- [Data records]
□ □ □

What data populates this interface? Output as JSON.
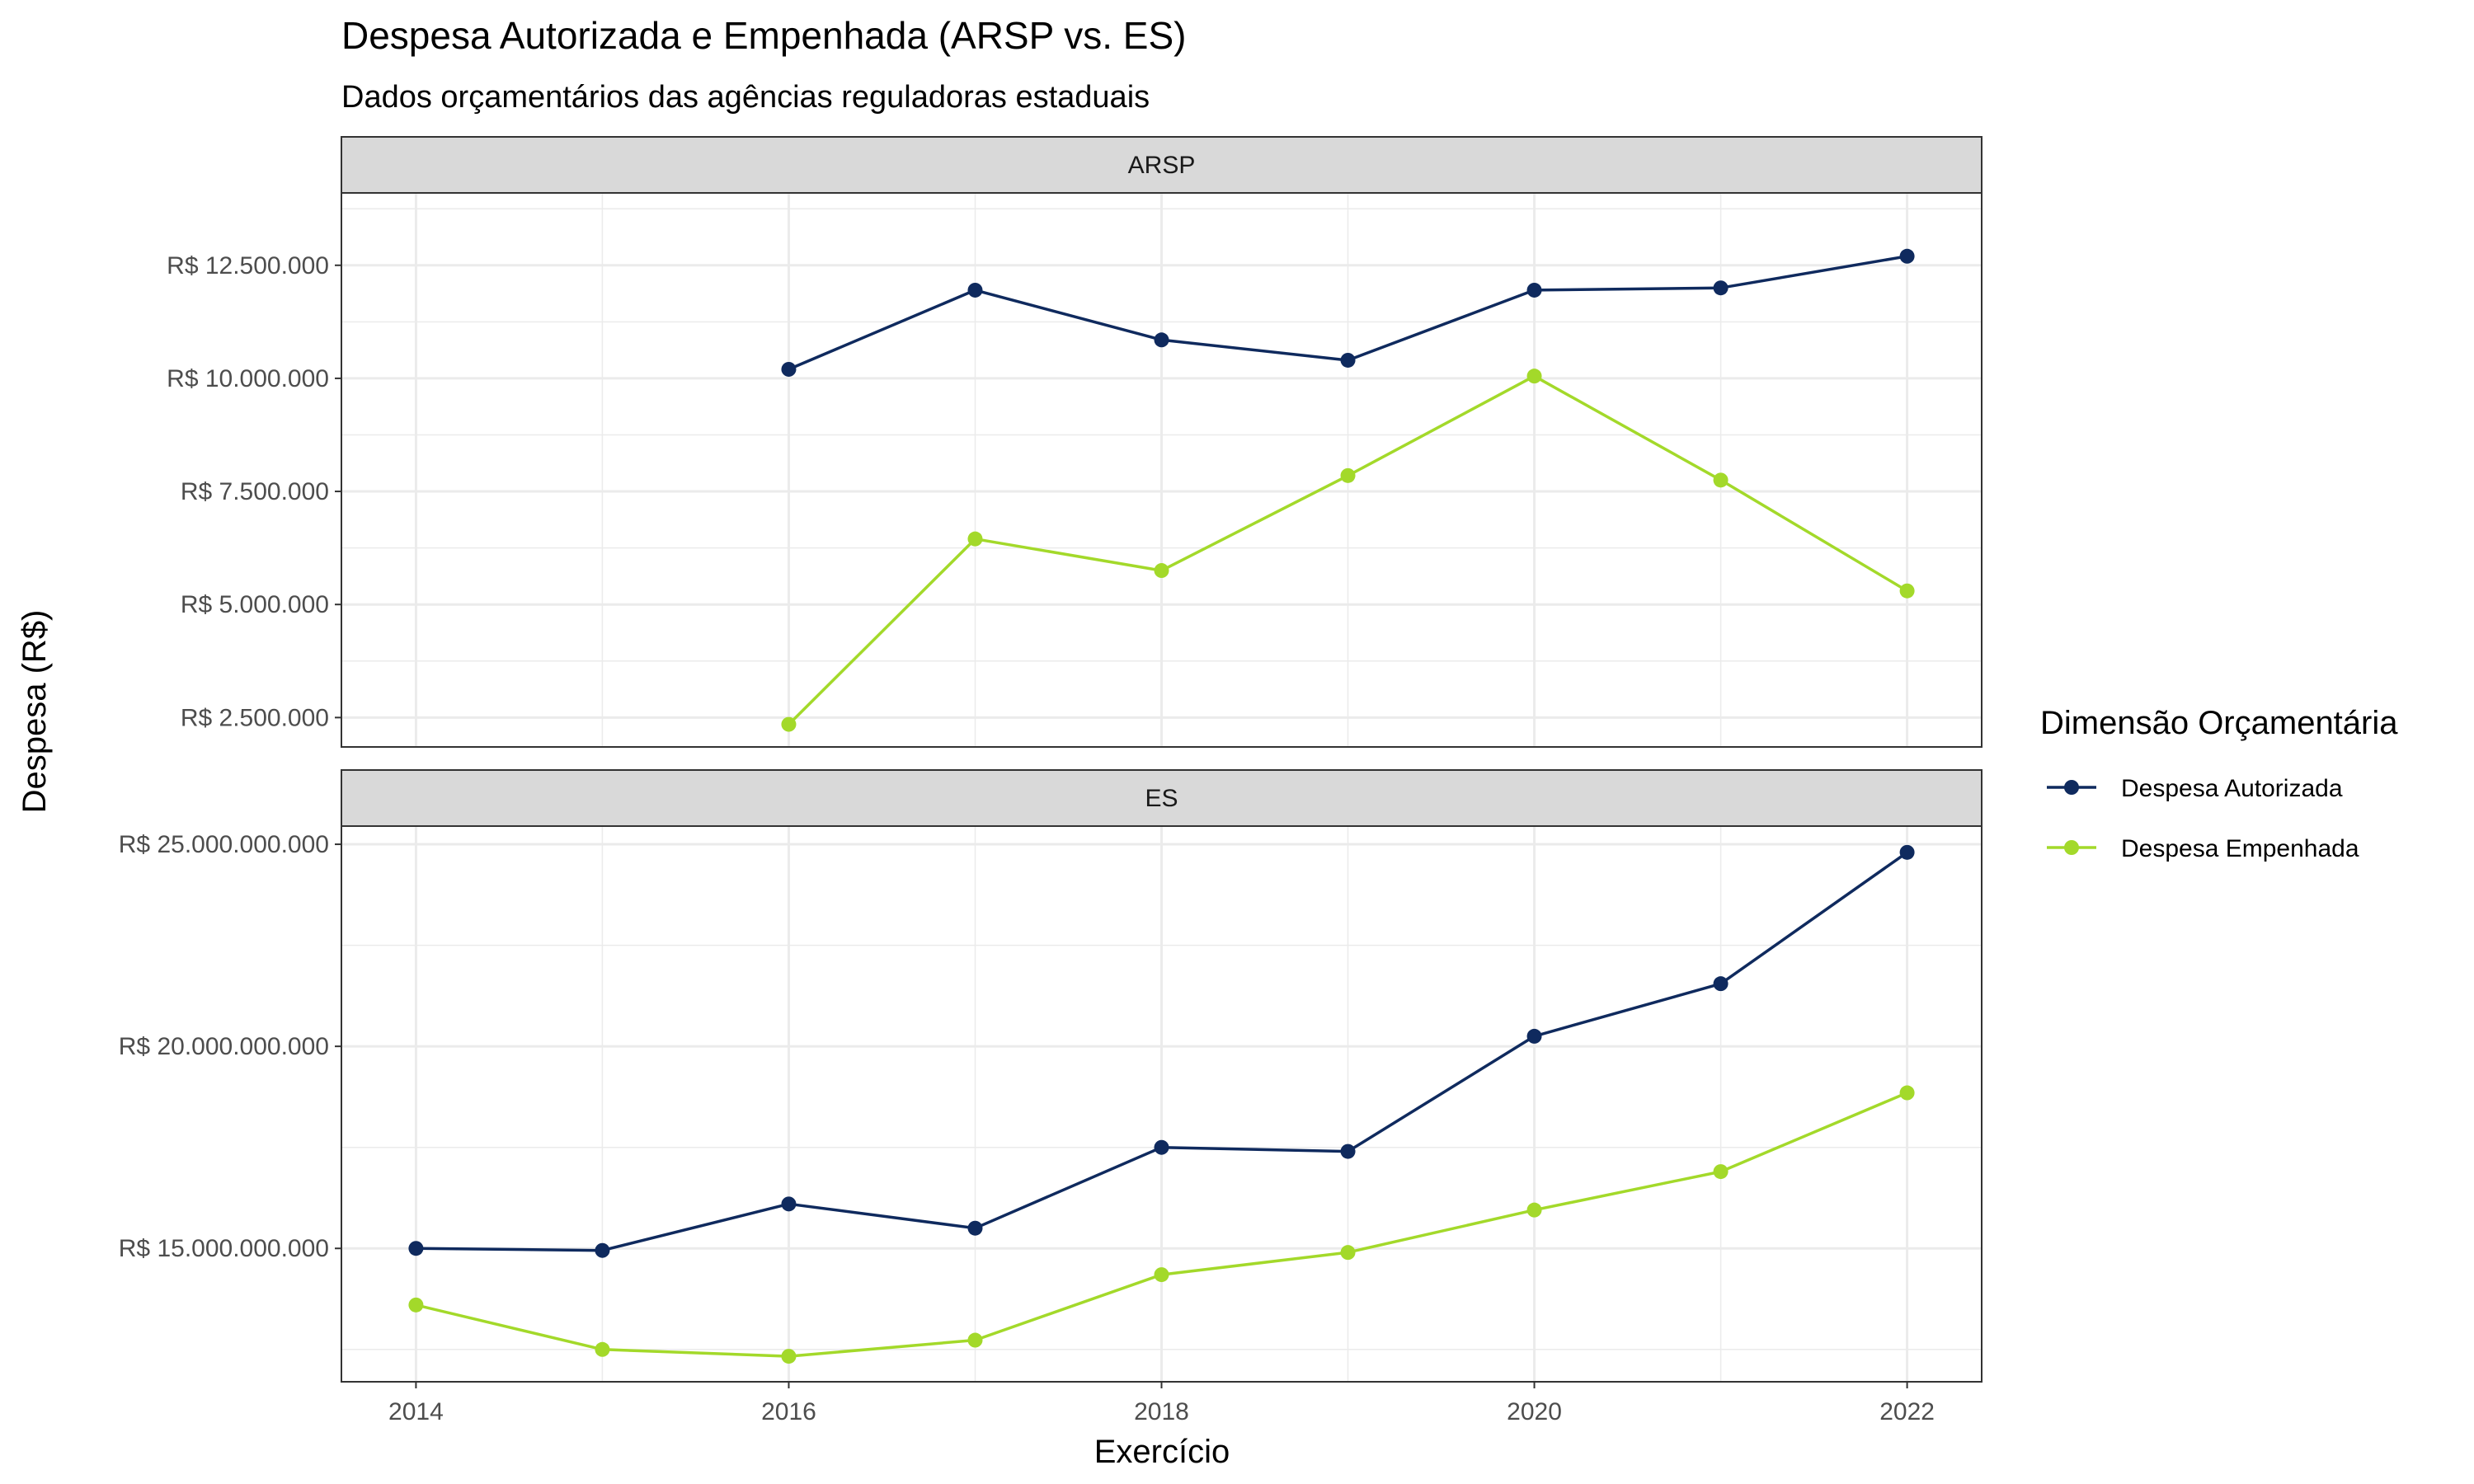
{
  "chart_data": {
    "type": "line",
    "title": "Despesa Autorizada e Empenhada (ARSP vs. ES)",
    "subtitle": "Dados orçamentários das agências reguladoras estaduais",
    "xlabel": "Exercício",
    "ylabel": "Despesa (R$)",
    "x_ticks": [
      "2014",
      "2016",
      "2018",
      "2020",
      "2022"
    ],
    "xlim": [
      2013.6,
      2022.4
    ],
    "grid": true,
    "legend": {
      "title": "Dimensão Orçamentária",
      "position": "right",
      "entries": [
        {
          "label": "Despesa Autorizada",
          "color": "#0f2a5e"
        },
        {
          "label": "Despesa Empenhada",
          "color": "#a3d92a"
        }
      ]
    },
    "panels": [
      {
        "strip": "ARSP",
        "ylim": [
          1850000,
          14100000
        ],
        "y_ticks": [
          2500000,
          5000000,
          7500000,
          10000000,
          12500000
        ],
        "y_tick_labels": [
          "R$ 2.500.000",
          "R$ 5.000.000",
          "R$ 7.500.000",
          "R$ 10.000.000",
          "R$ 12.500.000"
        ],
        "series": [
          {
            "name": "Despesa Autorizada",
            "color": "#0f2a5e",
            "x": [
              2016,
              2017,
              2018,
              2019,
              2020,
              2021,
              2022
            ],
            "y": [
              10200000,
              11950000,
              10850000,
              10400000,
              11950000,
              12000000,
              12700000
            ]
          },
          {
            "name": "Despesa Empenhada",
            "color": "#a3d92a",
            "x": [
              2016,
              2017,
              2018,
              2019,
              2020,
              2021,
              2022
            ],
            "y": [
              2350000,
              6450000,
              5750000,
              7850000,
              10050000,
              7750000,
              5300000
            ]
          }
        ]
      },
      {
        "strip": "ES",
        "ylim": [
          11700000000,
          25450000000
        ],
        "y_ticks": [
          15000000000,
          20000000000,
          25000000000
        ],
        "y_tick_labels": [
          "R$ 15.000.000.000",
          "R$ 20.000.000.000",
          "R$ 25.000.000.000"
        ],
        "series": [
          {
            "name": "Despesa Autorizada",
            "color": "#0f2a5e",
            "x": [
              2014,
              2015,
              2016,
              2017,
              2018,
              2019,
              2020,
              2021,
              2022
            ],
            "y": [
              15000000000,
              14950000000,
              16100000000,
              15500000000,
              17500000000,
              17400000000,
              20250000000,
              21550000000,
              24800000000
            ]
          },
          {
            "name": "Despesa Empenhada",
            "color": "#a3d92a",
            "x": [
              2014,
              2015,
              2016,
              2017,
              2018,
              2019,
              2020,
              2021,
              2022
            ],
            "y": [
              13600000000,
              12500000000,
              12330000000,
              12730000000,
              14350000000,
              14900000000,
              15950000000,
              16900000000,
              18850000000
            ]
          }
        ]
      }
    ]
  }
}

□ □ □

Transcribe the entries above verbatim, omitting their pictures.

- [Solution for this task]
What data populates this interface? Output as JSON.
{
  "chart_data": {
    "type": "line",
    "title": "Despesa Autorizada e Empenhada (ARSP vs. ES)",
    "subtitle": "Dados orçamentários das agências reguladoras estaduais",
    "xlabel": "Exercício",
    "ylabel": "Despesa (R$)",
    "x_ticks": [
      "2014",
      "2016",
      "2018",
      "2020",
      "2022"
    ],
    "xlim": [
      2013.6,
      2022.4
    ],
    "grid": true,
    "legend": {
      "title": "Dimensão Orçamentária",
      "position": "right",
      "entries": [
        {
          "label": "Despesa Autorizada",
          "color": "#0f2a5e"
        },
        {
          "label": "Despesa Empenhada",
          "color": "#a3d92a"
        }
      ]
    },
    "panels": [
      {
        "strip": "ARSP",
        "ylim": [
          1850000,
          14100000
        ],
        "y_ticks": [
          2500000,
          5000000,
          7500000,
          10000000,
          12500000
        ],
        "y_tick_labels": [
          "R$ 2.500.000",
          "R$ 5.000.000",
          "R$ 7.500.000",
          "R$ 10.000.000",
          "R$ 12.500.000"
        ],
        "series": [
          {
            "name": "Despesa Autorizada",
            "color": "#0f2a5e",
            "x": [
              2016,
              2017,
              2018,
              2019,
              2020,
              2021,
              2022
            ],
            "y": [
              10200000,
              11950000,
              10850000,
              10400000,
              11950000,
              12000000,
              12700000
            ]
          },
          {
            "name": "Despesa Empenhada",
            "color": "#a3d92a",
            "x": [
              2016,
              2017,
              2018,
              2019,
              2020,
              2021,
              2022
            ],
            "y": [
              2350000,
              6450000,
              5750000,
              7850000,
              10050000,
              7750000,
              5300000
            ]
          }
        ]
      },
      {
        "strip": "ES",
        "ylim": [
          11700000000,
          25450000000
        ],
        "y_ticks": [
          15000000000,
          20000000000,
          25000000000
        ],
        "y_tick_labels": [
          "R$ 15.000.000.000",
          "R$ 20.000.000.000",
          "R$ 25.000.000.000"
        ],
        "series": [
          {
            "name": "Despesa Autorizada",
            "color": "#0f2a5e",
            "x": [
              2014,
              2015,
              2016,
              2017,
              2018,
              2019,
              2020,
              2021,
              2022
            ],
            "y": [
              15000000000,
              14950000000,
              16100000000,
              15500000000,
              17500000000,
              17400000000,
              20250000000,
              21550000000,
              24800000000
            ]
          },
          {
            "name": "Despesa Empenhada",
            "color": "#a3d92a",
            "x": [
              2014,
              2015,
              2016,
              2017,
              2018,
              2019,
              2020,
              2021,
              2022
            ],
            "y": [
              13600000000,
              12500000000,
              12330000000,
              12730000000,
              14350000000,
              14900000000,
              15950000000,
              16900000000,
              18850000000
            ]
          }
        ]
      }
    ]
  }
}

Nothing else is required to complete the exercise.